**GIVEN EXERCISE:** Below are entries. Pull out all lines containing "freq".

======

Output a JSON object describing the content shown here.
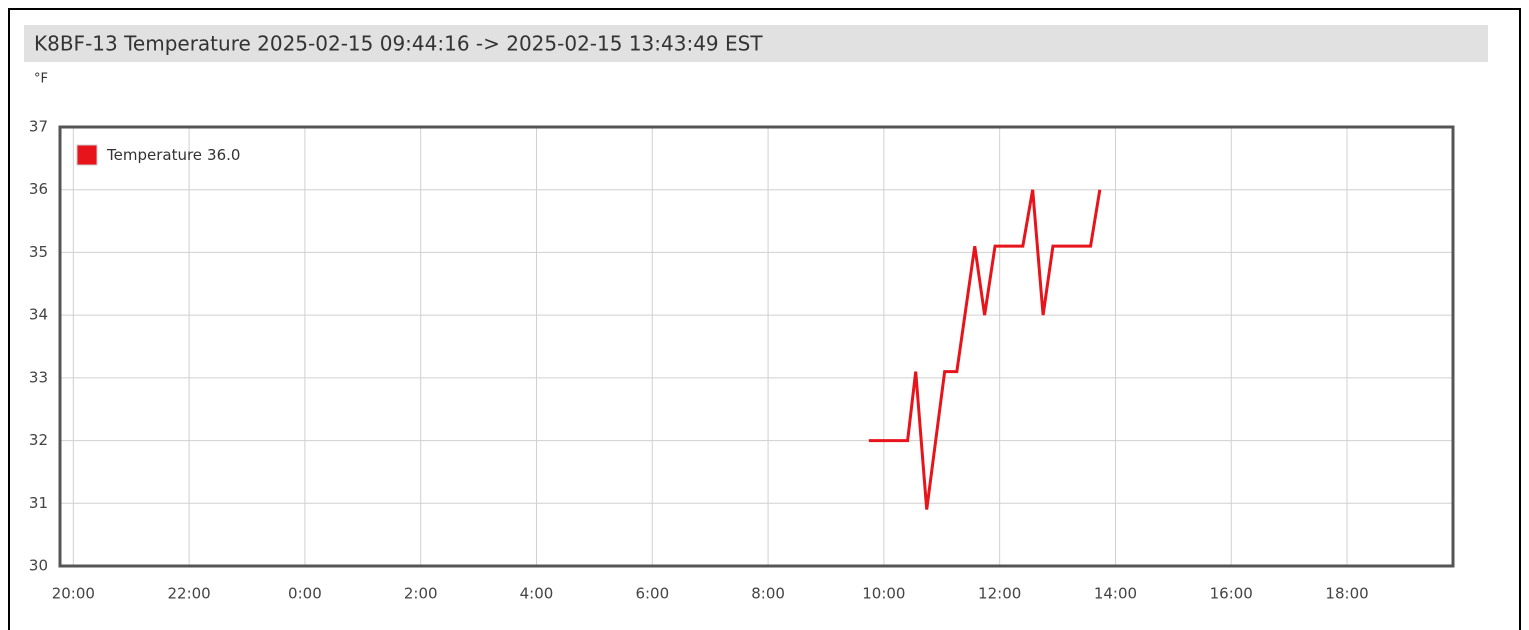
{
  "chart_data": {
    "type": "line",
    "title": "K8BF-13 Temperature 2025-02-15 09:44:16 -> 2025-02-15 13:43:49 EST",
    "y_label": "°F",
    "x": [
      9.74,
      10.41,
      10.55,
      10.74,
      11.05,
      11.26,
      11.57,
      11.74,
      11.92,
      12.4,
      12.57,
      12.75,
      12.92,
      13.57,
      13.73
    ],
    "series": [
      {
        "name": "Temperature",
        "legend_value": "36.0",
        "color": "#e8141b",
        "values": [
          32,
          32,
          33.1,
          30.9,
          33.1,
          33.1,
          35.1,
          34,
          35.1,
          35.1,
          36,
          34,
          35.1,
          35.1,
          36
        ]
      }
    ],
    "xlim": [
      -4.23,
      19.83
    ],
    "xticks": [
      {
        "value": -4,
        "label": "20:00"
      },
      {
        "value": -2,
        "label": "22:00"
      },
      {
        "value": 0,
        "label": "0:00"
      },
      {
        "value": 2,
        "label": "2:00"
      },
      {
        "value": 4,
        "label": "4:00"
      },
      {
        "value": 6,
        "label": "6:00"
      },
      {
        "value": 8,
        "label": "8:00"
      },
      {
        "value": 10,
        "label": "10:00"
      },
      {
        "value": 12,
        "label": "12:00"
      },
      {
        "value": 14,
        "label": "14:00"
      },
      {
        "value": 16,
        "label": "16:00"
      },
      {
        "value": 18,
        "label": "18:00"
      }
    ],
    "ylim": [
      30,
      37
    ],
    "yticks": [
      30,
      31,
      32,
      33,
      34,
      35,
      36,
      37
    ],
    "grid": true,
    "legend": "upper left"
  }
}
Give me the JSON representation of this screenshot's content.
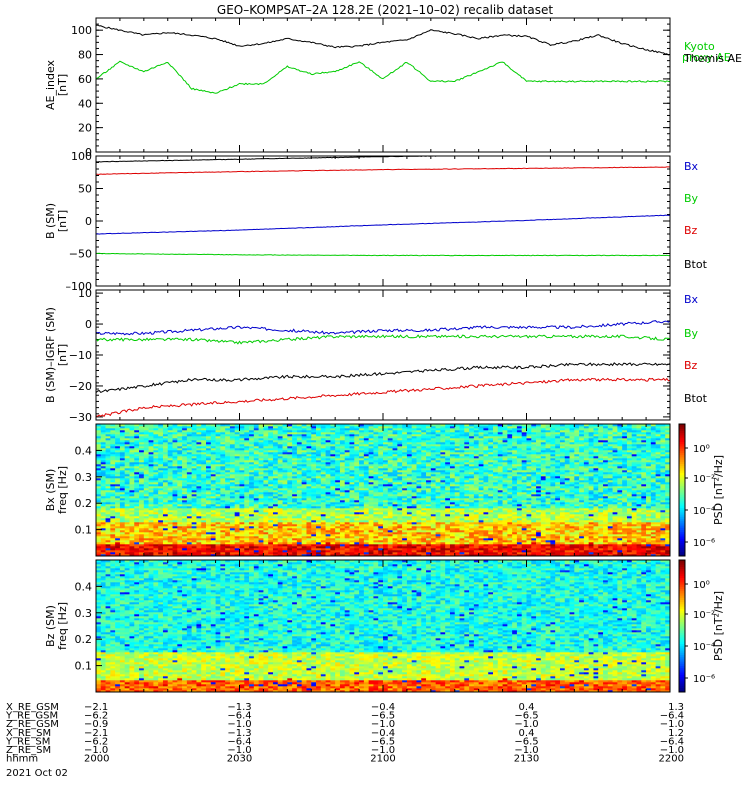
{
  "title": "GEO–KOMPSAT–2A 128.2E (2021–10–02) recalib dataset",
  "colors": {
    "black": "#000000",
    "blue": "#0000cc",
    "green": "#00cc00",
    "red": "#dd0000"
  },
  "chart_data": [
    {
      "type": "line",
      "ylabel": "AE_index [nT]",
      "ylim": [
        0,
        110
      ],
      "yticks": [
        "0",
        "20",
        "40",
        "60",
        "80",
        "100"
      ],
      "legend": [
        {
          "name": "Kyoto proxy AE",
          "color": "#00cc00"
        },
        {
          "name": "Themis AE",
          "color": "#000000"
        }
      ],
      "x_minutes": [
        0,
        5,
        10,
        15,
        20,
        25,
        30,
        35,
        40,
        45,
        50,
        55,
        60,
        65,
        70,
        75,
        80,
        85,
        90,
        95,
        100,
        105,
        110,
        115,
        120
      ],
      "series": [
        {
          "name": "Themis AE",
          "color": "#000000",
          "values": [
            104,
            100,
            96,
            98,
            96,
            93,
            87,
            89,
            93,
            90,
            86,
            87,
            90,
            92,
            100,
            97,
            93,
            96,
            95,
            88,
            91,
            96,
            89,
            84,
            80
          ]
        },
        {
          "name": "Kyoto proxy AE",
          "color": "#00cc00",
          "values": [
            60,
            74,
            66,
            74,
            52,
            48,
            56,
            56,
            70,
            64,
            66,
            74,
            60,
            74,
            58,
            58,
            66,
            74,
            58,
            58,
            58,
            58,
            58,
            58,
            58
          ]
        }
      ]
    },
    {
      "type": "line",
      "ylabel": "B (SM) [nT]",
      "ylim": [
        -100,
        100
      ],
      "yticks": [
        "–100",
        "−50",
        "0",
        "50",
        "100"
      ],
      "legend": [
        {
          "name": "Bx",
          "color": "#0000cc"
        },
        {
          "name": "By",
          "color": "#00cc00"
        },
        {
          "name": "Bz",
          "color": "#dd0000"
        },
        {
          "name": "Btot",
          "color": "#000000"
        }
      ],
      "x_minutes": [
        0,
        30,
        60,
        90,
        120
      ],
      "series": [
        {
          "name": "Bx",
          "color": "#0000cc",
          "values": [
            -20,
            -14,
            -6,
            1,
            9
          ]
        },
        {
          "name": "By",
          "color": "#00cc00",
          "values": [
            -50,
            -52,
            -53,
            -53,
            -53
          ]
        },
        {
          "name": "Bz",
          "color": "#dd0000",
          "values": [
            72,
            76,
            79,
            81,
            83
          ]
        },
        {
          "name": "Btot",
          "color": "#000000",
          "values": [
            91,
            95,
            99,
            102,
            104
          ]
        }
      ]
    },
    {
      "type": "line",
      "ylabel": "B (SM)–IGRF (SM) [nT]",
      "ylim": [
        -31,
        11
      ],
      "yticks": [
        "−30",
        "−20",
        "−10",
        "0",
        "10"
      ],
      "legend": [
        {
          "name": "Bx",
          "color": "#0000cc"
        },
        {
          "name": "By",
          "color": "#00cc00"
        },
        {
          "name": "Bz",
          "color": "#dd0000"
        },
        {
          "name": "Btot",
          "color": "#000000"
        }
      ],
      "x_minutes": [
        0,
        10,
        20,
        30,
        40,
        50,
        60,
        70,
        80,
        90,
        100,
        110,
        120
      ],
      "series": [
        {
          "name": "Bx",
          "color": "#0000cc",
          "values": [
            -3,
            -3,
            -2,
            -1,
            -2,
            -3,
            -2,
            -2,
            -1,
            -1,
            -1,
            0,
            1
          ]
        },
        {
          "name": "By",
          "color": "#00cc00",
          "values": [
            -5,
            -5,
            -5,
            -6,
            -5,
            -4,
            -4,
            -4,
            -4,
            -4,
            -4,
            -4,
            -5
          ]
        },
        {
          "name": "Bz",
          "color": "#dd0000",
          "values": [
            -30,
            -27,
            -26,
            -25,
            -24,
            -23,
            -22,
            -21,
            -20,
            -19,
            -18,
            -18,
            -18
          ]
        },
        {
          "name": "Btot",
          "color": "#000000",
          "values": [
            -22,
            -20,
            -18,
            -18,
            -17,
            -17,
            -16,
            -15,
            -14,
            -14,
            -13,
            -13,
            -13
          ]
        }
      ]
    },
    {
      "type": "heatmap",
      "ylabel": "Bx (SM) freq [Hz]",
      "ylim": [
        0,
        0.5
      ],
      "yticks": [
        "0.1",
        "0.2",
        "0.3",
        "0.4"
      ],
      "colorbar": {
        "label": "PSD [nT²/Hz]",
        "ticks": [
          "10⁰",
          "10⁻²",
          "10⁻⁴",
          "10⁻⁶"
        ]
      },
      "seed": 7
    },
    {
      "type": "heatmap",
      "ylabel": "Bz (SM) freq [Hz]",
      "ylim": [
        0,
        0.5
      ],
      "yticks": [
        "0.1",
        "0.2",
        "0.3",
        "0.4"
      ],
      "colorbar": {
        "label": "PSD [nT²/Hz]",
        "ticks": [
          "10⁰",
          "10⁻²",
          "10⁻⁴",
          "10⁻⁶"
        ]
      },
      "seed": 13
    }
  ],
  "axis_table": {
    "rows": [
      {
        "label": "X_RE_GSM",
        "values": [
          "−2.1",
          "−1.3",
          "−0.4",
          "0.4",
          "1.3"
        ]
      },
      {
        "label": "Y_RE_GSM",
        "values": [
          "−6.2",
          "−6.4",
          "−6.5",
          "−6.5",
          "−6.4"
        ]
      },
      {
        "label": "Z_RE_GSM",
        "values": [
          "−0.9",
          "−1.0",
          "−1.0",
          "−1.0",
          "−1.0"
        ]
      },
      {
        "label": "X_RE_SM",
        "values": [
          "−2.1",
          "−1.3",
          "−0.4",
          "0.4",
          "1.2"
        ]
      },
      {
        "label": "Y_RE_SM",
        "values": [
          "−6.2",
          "−6.4",
          "−6.5",
          "−6.5",
          "−6.4"
        ]
      },
      {
        "label": "Z_RE_SM",
        "values": [
          "−1.0",
          "−1.0",
          "−1.0",
          "−1.0",
          "−1.0"
        ]
      },
      {
        "label": "hhmm",
        "values": [
          "2000",
          "2030",
          "2100",
          "2130",
          "2200"
        ]
      }
    ],
    "date": "2021 Oct 02"
  }
}
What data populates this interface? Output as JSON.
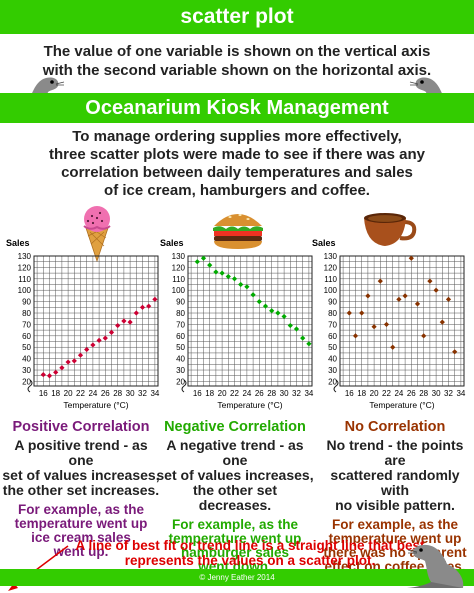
{
  "header": {
    "title": "scatter plot"
  },
  "definition": {
    "line1": "The value of one variable is shown on the vertical axis",
    "line2": "with the second variable shown on the horizontal axis."
  },
  "subheader": {
    "title": "Oceanarium Kiosk Management"
  },
  "intro": {
    "line1": "To manage ordering supplies more effectively,",
    "line2": "three scatter plots were made to see if there was any",
    "line3": "correlation between daily temperatures and sales",
    "line4": "of ice cream, hamburgers and coffee."
  },
  "colors": {
    "band": "#33cc00",
    "positive": "#cc0033",
    "negative": "#00aa00",
    "none": "#883300",
    "positive_heading": "#7a1a7a",
    "negative_heading": "#22aa00",
    "none_heading": "#993300",
    "best_fit": "#dd0000"
  },
  "icons": [
    "seal-icon",
    "ice-cream-icon",
    "hamburger-icon",
    "coffee-cup-icon",
    "arrow-icon"
  ],
  "chart_data": [
    {
      "type": "scatter",
      "title": "",
      "ylabel": "Sales",
      "xlabel": "Temperature (°C)",
      "x_ticks": [
        "16",
        "18",
        "20",
        "22",
        "24",
        "26",
        "28",
        "30",
        "32",
        "34"
      ],
      "y_ticks": [
        "20",
        "30",
        "40",
        "50",
        "60",
        "70",
        "80",
        "90",
        "100",
        "110",
        "120",
        "130"
      ],
      "xlim": [
        14.5,
        34.5
      ],
      "ylim": [
        16,
        130
      ],
      "color": "#cc0033",
      "marker": "diamond",
      "points": [
        [
          16,
          26
        ],
        [
          17,
          25
        ],
        [
          18,
          28
        ],
        [
          19,
          32
        ],
        [
          20,
          37
        ],
        [
          21,
          38
        ],
        [
          22,
          43
        ],
        [
          23,
          48
        ],
        [
          24,
          52
        ],
        [
          25,
          56
        ],
        [
          26,
          58
        ],
        [
          27,
          63
        ],
        [
          28,
          69
        ],
        [
          29,
          73
        ],
        [
          30,
          72
        ],
        [
          31,
          80
        ],
        [
          32,
          85
        ],
        [
          33,
          86
        ],
        [
          34,
          92
        ]
      ]
    },
    {
      "type": "scatter",
      "title": "",
      "ylabel": "Sales",
      "xlabel": "Temperature (°C)",
      "x_ticks": [
        "16",
        "18",
        "20",
        "22",
        "24",
        "26",
        "28",
        "30",
        "32",
        "34"
      ],
      "y_ticks": [
        "20",
        "30",
        "40",
        "50",
        "60",
        "70",
        "80",
        "90",
        "100",
        "110",
        "120",
        "130"
      ],
      "xlim": [
        14.5,
        34.5
      ],
      "ylim": [
        16,
        130
      ],
      "color": "#00aa00",
      "marker": "diamond",
      "points": [
        [
          16,
          125
        ],
        [
          17,
          128
        ],
        [
          18,
          122
        ],
        [
          19,
          116
        ],
        [
          20,
          115
        ],
        [
          21,
          112
        ],
        [
          22,
          110
        ],
        [
          23,
          105
        ],
        [
          24,
          103
        ],
        [
          25,
          96
        ],
        [
          26,
          90
        ],
        [
          27,
          86
        ],
        [
          28,
          82
        ],
        [
          29,
          80
        ],
        [
          30,
          77
        ],
        [
          31,
          69
        ],
        [
          32,
          66
        ],
        [
          33,
          58
        ],
        [
          34,
          53
        ]
      ]
    },
    {
      "type": "scatter",
      "title": "",
      "ylabel": "Sales",
      "xlabel": "Temperature (°C)",
      "x_ticks": [
        "16",
        "18",
        "20",
        "22",
        "24",
        "26",
        "28",
        "30",
        "32",
        "34"
      ],
      "y_ticks": [
        "20",
        "30",
        "40",
        "50",
        "60",
        "70",
        "80",
        "90",
        "100",
        "110",
        "120",
        "130"
      ],
      "xlim": [
        14.5,
        34.5
      ],
      "ylim": [
        16,
        130
      ],
      "color": "#883300",
      "marker": "diamond",
      "points": [
        [
          16,
          80
        ],
        [
          17,
          60
        ],
        [
          18,
          80
        ],
        [
          19,
          95
        ],
        [
          20,
          68
        ],
        [
          21,
          108
        ],
        [
          22,
          70
        ],
        [
          23,
          50
        ],
        [
          24,
          92
        ],
        [
          25,
          95
        ],
        [
          26,
          128
        ],
        [
          27,
          88
        ],
        [
          28,
          60
        ],
        [
          29,
          108
        ],
        [
          30,
          100
        ],
        [
          31,
          72
        ],
        [
          32,
          92
        ],
        [
          33,
          46
        ]
      ]
    }
  ],
  "columns": [
    {
      "heading": "Positive Correlation",
      "desc1": "A positive trend - as one",
      "desc2": "set of values increases,",
      "desc3": "the other set increases.",
      "ex1": "For example, as the",
      "ex2": "temperature went up",
      "ex3": "ice cream sales",
      "ex4": "went up."
    },
    {
      "heading": "Negative Correlation",
      "desc1": "A negative trend - as one",
      "desc2": "set of values increases,",
      "desc3": "the other set decreases.",
      "ex1": "For example, as the",
      "ex2": "temperature went up",
      "ex3": "hamburger sales",
      "ex4": "went down."
    },
    {
      "heading": "No Correlation",
      "desc1": "No trend - the points are",
      "desc2": "scattered randomly with",
      "desc3": "no visible pattern.",
      "ex1": "For example, as the",
      "ex2": "temperature went up",
      "ex3": "there was no apparent",
      "ex4": "effect on coffee sales."
    }
  ],
  "best_fit": {
    "line1": "A line of best fit or trend line is a straight line that best",
    "line2": "represents the values on a scatter plot."
  },
  "footer": {
    "copyright": "© Jenny Eather 2014"
  }
}
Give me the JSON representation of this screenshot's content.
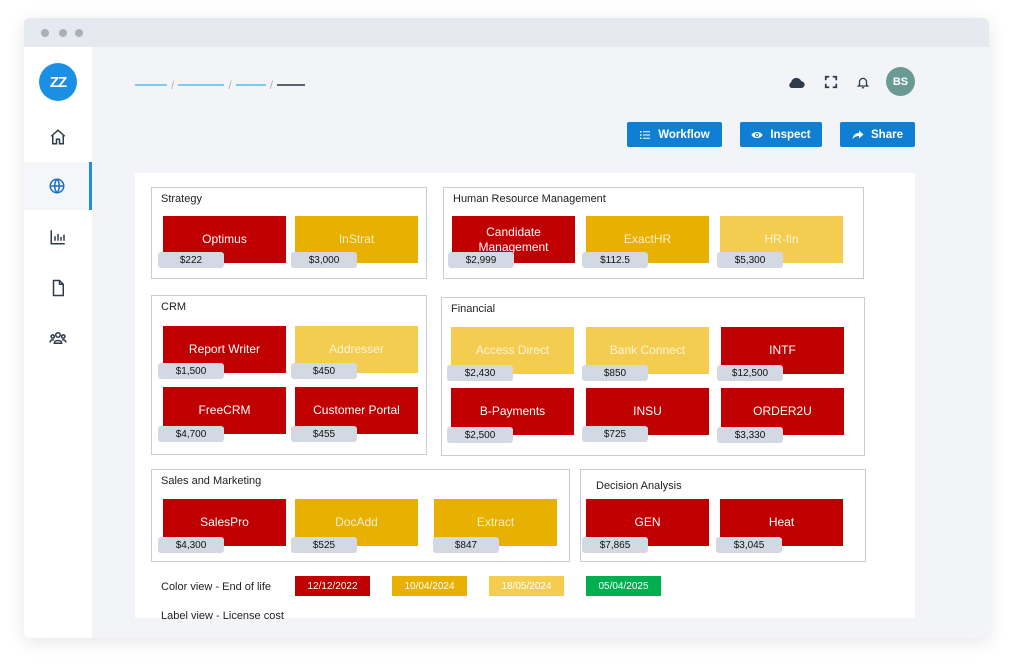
{
  "window": {
    "controls": [
      "close",
      "minimize",
      "maximize"
    ]
  },
  "sidebar": {
    "logo_text": "ZZ",
    "items": [
      {
        "name": "home",
        "icon": "home-icon",
        "active": false
      },
      {
        "name": "globe",
        "icon": "globe-icon",
        "active": true
      },
      {
        "name": "reports",
        "icon": "bar-chart-icon",
        "active": false
      },
      {
        "name": "documents",
        "icon": "document-icon",
        "active": false
      },
      {
        "name": "users",
        "icon": "users-icon",
        "active": false
      }
    ]
  },
  "header": {
    "avatar_initials": "BS",
    "icons": [
      "cloud-icon",
      "fullscreen-icon",
      "bell-icon"
    ]
  },
  "toolbar": {
    "workflow_label": "Workflow",
    "inspect_label": "Inspect",
    "share_label": "Share"
  },
  "colors": {
    "accent": "#0f7fd6",
    "red": "#c00000",
    "amber": "#e8b000",
    "yellow": "#f4cd50",
    "green": "#00b050"
  },
  "groups": {
    "strategy": {
      "title": "Strategy",
      "apps": [
        {
          "name": "Optimus",
          "cost": "$222",
          "color": "red"
        },
        {
          "name": "InStrat",
          "cost": "$3,000",
          "color": "amber"
        }
      ]
    },
    "hrm": {
      "title": "Human Resource Management",
      "apps": [
        {
          "name": "Candidate Management",
          "cost": "$2,999",
          "color": "red"
        },
        {
          "name": "ExactHR",
          "cost": "$112.5",
          "color": "amber"
        },
        {
          "name": "HR-fin",
          "cost": "$5,300",
          "color": "yellow"
        }
      ]
    },
    "crm": {
      "title": "CRM",
      "apps": [
        {
          "name": "Report Writer",
          "cost": "$1,500",
          "color": "red"
        },
        {
          "name": "Addresser",
          "cost": "$450",
          "color": "yellow"
        },
        {
          "name": "FreeCRM",
          "cost": "$4,700",
          "color": "red"
        },
        {
          "name": "Customer Portal",
          "cost": "$455",
          "color": "red"
        }
      ]
    },
    "financial": {
      "title": "Financial",
      "apps": [
        {
          "name": "Access Direct",
          "cost": "$2,430",
          "color": "yellow"
        },
        {
          "name": "Bank Connect",
          "cost": "$850",
          "color": "yellow"
        },
        {
          "name": "INTF",
          "cost": "$12,500",
          "color": "red"
        },
        {
          "name": "B-Payments",
          "cost": "$2,500",
          "color": "red"
        },
        {
          "name": "INSU",
          "cost": "$725",
          "color": "red"
        },
        {
          "name": "ORDER2U",
          "cost": "$3,330",
          "color": "red"
        }
      ]
    },
    "sales": {
      "title": "Sales and Marketing",
      "apps": [
        {
          "name": "SalesPro",
          "cost": "$4,300",
          "color": "red"
        },
        {
          "name": "DocAdd",
          "cost": "$525",
          "color": "amber"
        },
        {
          "name": "Extract",
          "cost": "$847",
          "color": "amber"
        }
      ]
    },
    "decision": {
      "title": "Decision Analysis",
      "apps": [
        {
          "name": "GEN",
          "cost": "$7,865",
          "color": "red"
        },
        {
          "name": "Heat",
          "cost": "$3,045",
          "color": "red"
        }
      ]
    }
  },
  "legend": {
    "color_view_label": "Color view - End of life",
    "label_view_label": "Label view - License cost",
    "dates": [
      {
        "date": "12/12/2022",
        "color": "red"
      },
      {
        "date": "10/04/2024",
        "color": "amber"
      },
      {
        "date": "18/05/2024",
        "color": "yellow"
      },
      {
        "date": "05/04/2025",
        "color": "green"
      }
    ]
  }
}
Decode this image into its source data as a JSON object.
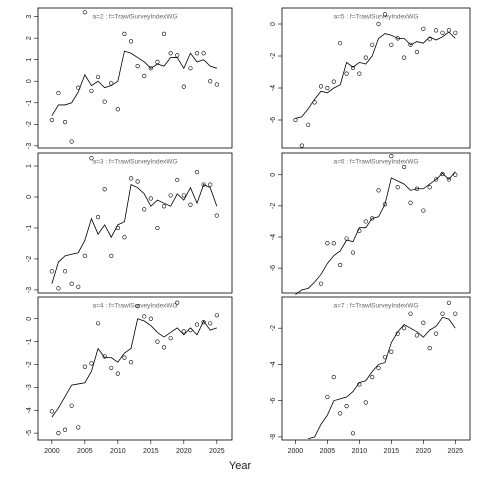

======

**SOLUTION FOR THIS EXERCISE:**
      "ylabel": "Bx (SM) freq [Hz]",
      "ylabel": "Bz (SM) freq [Hz]",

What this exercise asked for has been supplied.